** START Input rows **
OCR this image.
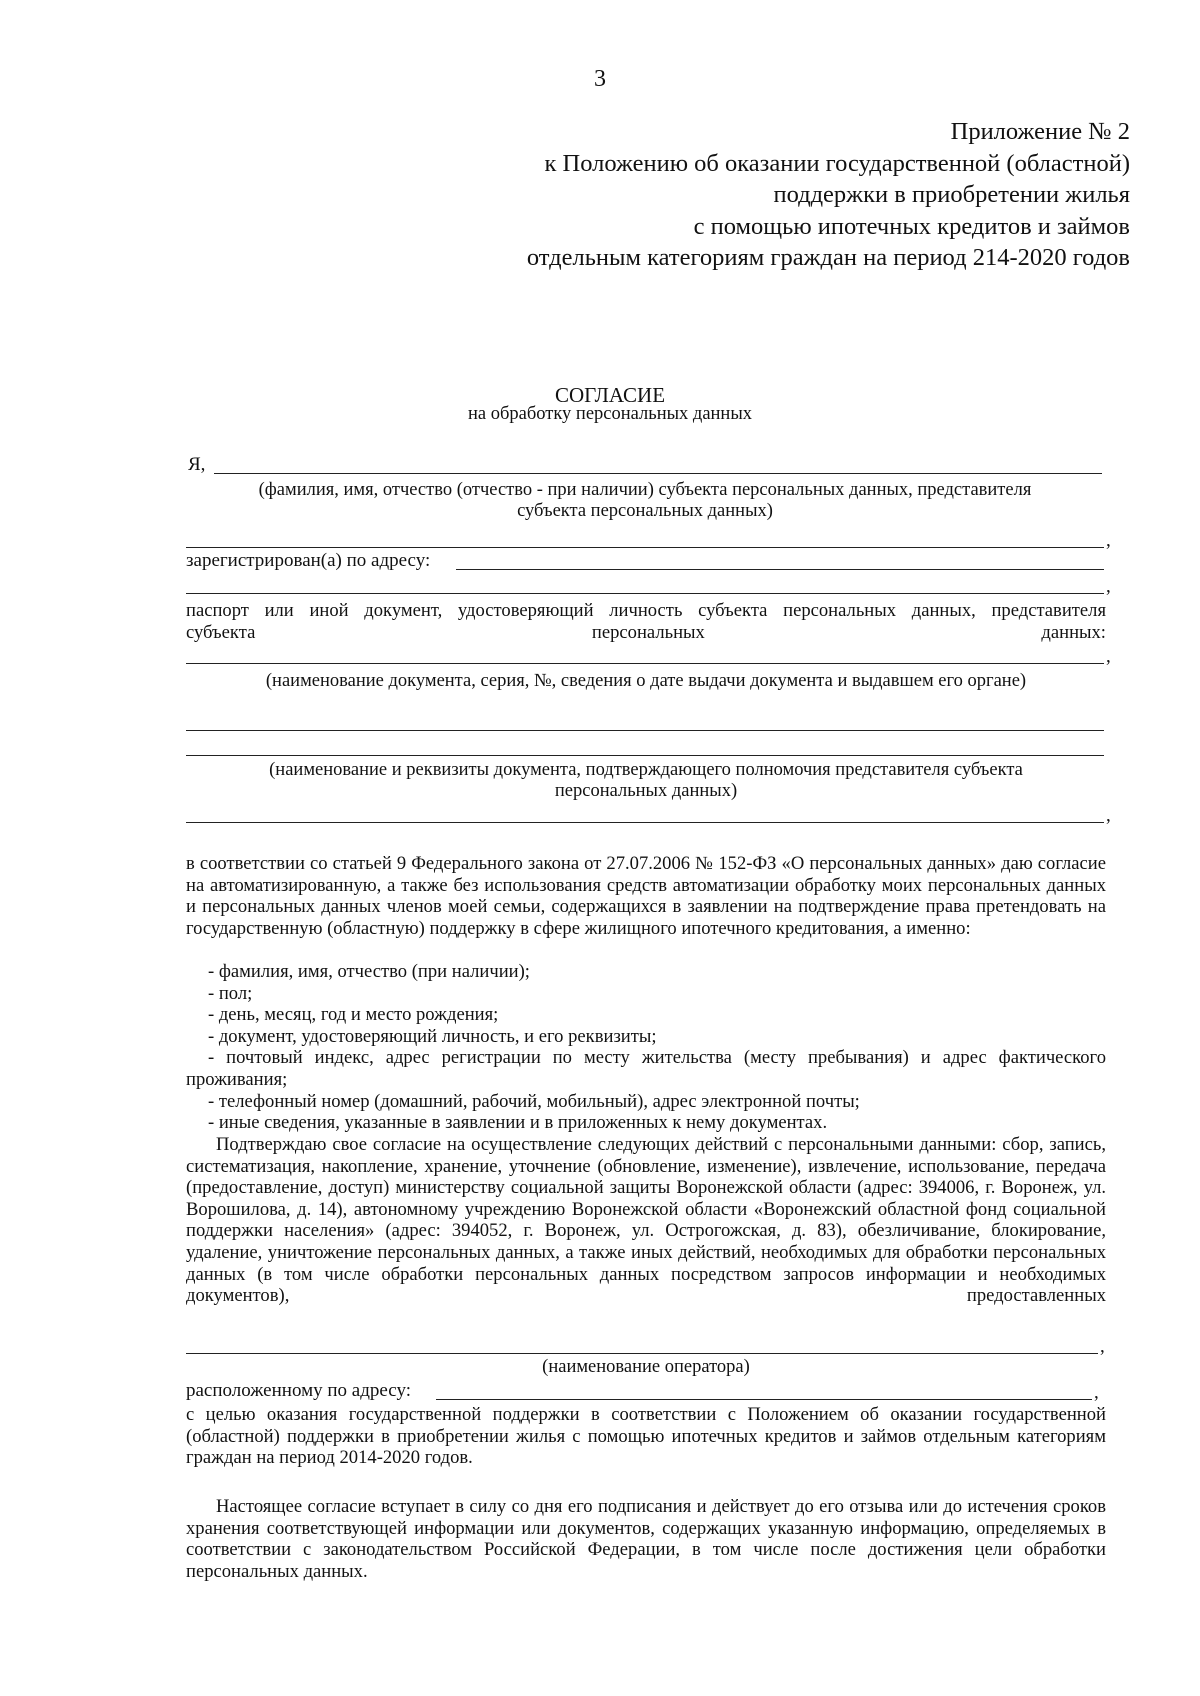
3
Приложение № 2
к Положению об оказании государственной (областной)
поддержки в приобретении жилья
с помощью ипотечных кредитов и займов
отдельным категориям граждан на период 214-2020 годов
СОГЛАСИЕ
на обработку персональных данных
Я,
(фамилия, имя, отчество (отчество - при наличии) субъекта персональных данных, представителя
субъекта персональных данных)
,
зарегистрирован(а) по адресу:
,
паспорт или иной документ, удостоверяющий личность субъекта персональных данных, представителя
субъекта	персональных	данных:
,
(наименование документа, серия, №, сведения о дате выдачи документа и выдавшем его органе)
(наименование и реквизиты документа, подтверждающего полномочия представителя субъекта
персональных данных)
,
в соответствии со статьей 9 Федерального закона от 27.07.2006 № 152-ФЗ «О персональных данных» даю согласие на автоматизированную, а также без использования средств автоматизации обработку моих персональных данных и персональных данных членов моей семьи, содержащихся в заявлении на подтверждение права претендовать на государственную (областную) поддержку в сфере жилищного ипотечного кредитования, а именно:
- фамилия, имя, отчество (при наличии);
- пол;
- день, месяц, год и место рождения;
- документ, удостоверяющий личность, и его реквизиты;
- почтовый индекс, адрес регистрации по месту жительства (месту пребывания) и адрес фактического проживания;
- телефонный номер (домашний, рабочий, мобильный), адрес электронной почты;
- иные сведения, указанные в заявлении и в приложенных к нему документах.
Подтверждаю свое согласие на осуществление следующих действий с персональными данными: сбор, запись, систематизация, накопление, хранение, уточнение (обновление, изменение), извлечение, использование, передача (предоставление, доступ) министерству социальной защиты Воронежской области (адрес: 394006, г. Воронеж, ул. Ворошилова, д. 14), автономному учреждению Воронежской области «Воронежский областной фонд социальной поддержки населения» (адрес: 394052, г. Воронеж, ул. Острогожская, д. 83), обезличивание, блокирование, удаление, уничтожение персональных данных, а также иных действий, необходимых для обработки персональных данных (в том числе обработки персональных данных посредством запросов информации и необходимых документов), предоставленных
,
(наименование оператора)
расположенному по адресу:	,
с целью оказания государственной поддержки в соответствии с Положением об оказании государственной (областной) поддержки в приобретении жилья с помощью ипотечных кредитов и займов отдельным категориям граждан на период 2014-2020 годов.
Настоящее согласие вступает в силу со дня его подписания и действует до его отзыва или до истечения сроков хранения соответствующей информации или документов, содержащих указанную информацию, определяемых в соответствии с законодательством Российской Федерации, в том числе после достижения цели обработки персональных данных.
** END Input rows **
The exercise: Repeat the data exactly, without the pictures.

Answer to the problem:
OCR this image.
3
Приложение № 2
к Положению об оказании государственной (областной)
поддержки в приобретении жилья
с помощью ипотечных кредитов и займов
отдельным категориям граждан на период 214-2020 годов
СОГЛАСИЕ
на обработку персональных данных
Я,
(фамилия, имя, отчество (отчество - при наличии) субъекта персональных данных, представителя
субъекта персональных данных)
,
зарегистрирован(а) по адресу:
,
паспорт или иной документ, удостоверяющий личность субъекта персональных данных, представителя
субъекта	персональных	данных:
,
(наименование документа, серия, №, сведения о дате выдачи документа и выдавшем его органе)
(наименование и реквизиты документа, подтверждающего полномочия представителя субъекта
персональных данных)
,
в соответствии со статьей 9 Федерального закона от 27.07.2006 № 152-ФЗ «О персональных данных» даю согласие на автоматизированную, а также без использования средств автоматизации обработку моих персональных данных и персональных данных членов моей семьи, содержащихся в заявлении на подтверждение права претендовать на государственную (областную) поддержку в сфере жилищного ипотечного кредитования, а именно:
- фамилия, имя, отчество (при наличии);
- пол;
- день, месяц, год и место рождения;
- документ, удостоверяющий личность, и его реквизиты;
- почтовый индекс, адрес регистрации по месту жительства (месту пребывания) и адрес фактического проживания;
- телефонный номер (домашний, рабочий, мобильный), адрес электронной почты;
- иные сведения, указанные в заявлении и в приложенных к нему документах.
Подтверждаю свое согласие на осуществление следующих действий с персональными данными: сбор, запись, систематизация, накопление, хранение, уточнение (обновление, изменение), извлечение, использование, передача (предоставление, доступ) министерству социальной защиты Воронежской области (адрес: 394006, г. Воронеж, ул. Ворошилова, д. 14), автономному учреждению Воронежской области «Воронежский областной фонд социальной поддержки населения» (адрес: 394052, г. Воронеж, ул. Острогожская, д. 83), обезличивание, блокирование, удаление, уничтожение персональных данных, а также иных действий, необходимых для обработки персональных данных (в том числе обработки персональных данных посредством запросов информации и необходимых документов), предоставленных
,
(наименование оператора)
расположенному по адресу:	,
с целью оказания государственной поддержки в соответствии с Положением об оказании государственной (областной) поддержки в приобретении жилья с помощью ипотечных кредитов и займов отдельным категориям граждан на период 2014-2020 годов.
Настоящее согласие вступает в силу со дня его подписания и действует до его отзыва или до истечения сроков хранения соответствующей информации или документов, содержащих указанную информацию, определяемых в соответствии с законодательством Российской Федерации, в том числе после достижения цели обработки персональных данных.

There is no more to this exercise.